• Dataset excerpts:

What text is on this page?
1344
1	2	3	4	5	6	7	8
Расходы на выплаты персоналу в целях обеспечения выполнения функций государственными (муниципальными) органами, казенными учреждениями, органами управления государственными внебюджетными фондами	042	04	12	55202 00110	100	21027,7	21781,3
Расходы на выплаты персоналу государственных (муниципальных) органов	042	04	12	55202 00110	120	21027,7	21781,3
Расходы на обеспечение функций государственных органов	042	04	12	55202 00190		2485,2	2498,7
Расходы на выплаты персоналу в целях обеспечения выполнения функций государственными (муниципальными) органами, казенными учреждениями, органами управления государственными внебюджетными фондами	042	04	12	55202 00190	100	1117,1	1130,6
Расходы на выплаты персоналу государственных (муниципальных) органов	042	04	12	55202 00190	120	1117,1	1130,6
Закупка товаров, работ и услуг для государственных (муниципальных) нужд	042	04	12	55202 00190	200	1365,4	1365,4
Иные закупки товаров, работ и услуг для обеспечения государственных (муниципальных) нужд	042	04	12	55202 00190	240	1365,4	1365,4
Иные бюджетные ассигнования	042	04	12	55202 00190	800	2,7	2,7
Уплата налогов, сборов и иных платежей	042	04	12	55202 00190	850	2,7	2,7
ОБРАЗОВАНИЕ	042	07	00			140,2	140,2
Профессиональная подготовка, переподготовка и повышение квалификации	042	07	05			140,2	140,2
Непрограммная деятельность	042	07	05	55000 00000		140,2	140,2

• Problem requirements: Reproduce the entries above exactly.

• Worked answer:
What text is on this page?
1344
1	2	3	4	5	6	7	8
Расходы на выплаты персоналу в целях обеспечения выполнения функций государственными (муниципальными) органами, казенными учреждениями, органами управления государственными внебюджетными фондами	042	04	12	55202 00110	100	21027,7	21781,3
Расходы на выплаты персоналу государственных (муниципальных) органов	042	04	12	55202 00110	120	21027,7	21781,3
Расходы на обеспечение функций государственных органов	042	04	12	55202 00190		2485,2	2498,7
Расходы на выплаты персоналу в целях обеспечения выполнения функций государственными (муниципальными) органами, казенными учреждениями, органами управления государственными внебюджетными фондами	042	04	12	55202 00190	100	1117,1	1130,6
Расходы на выплаты персоналу государственных (муниципальных) органов	042	04	12	55202 00190	120	1117,1	1130,6
Закупка товаров, работ и услуг для государственных (муниципальных) нужд	042	04	12	55202 00190	200	1365,4	1365,4
Иные закупки товаров, работ и услуг для обеспечения государственных (муниципальных) нужд	042	04	12	55202 00190	240	1365,4	1365,4
Иные бюджетные ассигнования	042	04	12	55202 00190	800	2,7	2,7
Уплата налогов, сборов и иных платежей	042	04	12	55202 00190	850	2,7	2,7
ОБРАЗОВАНИЕ	042	07	00			140,2	140,2
Профессиональная подготовка, переподготовка и повышение квалификации	042	07	05			140,2	140,2
Непрограммная деятельность	042	07	05	55000 00000		140,2	140,2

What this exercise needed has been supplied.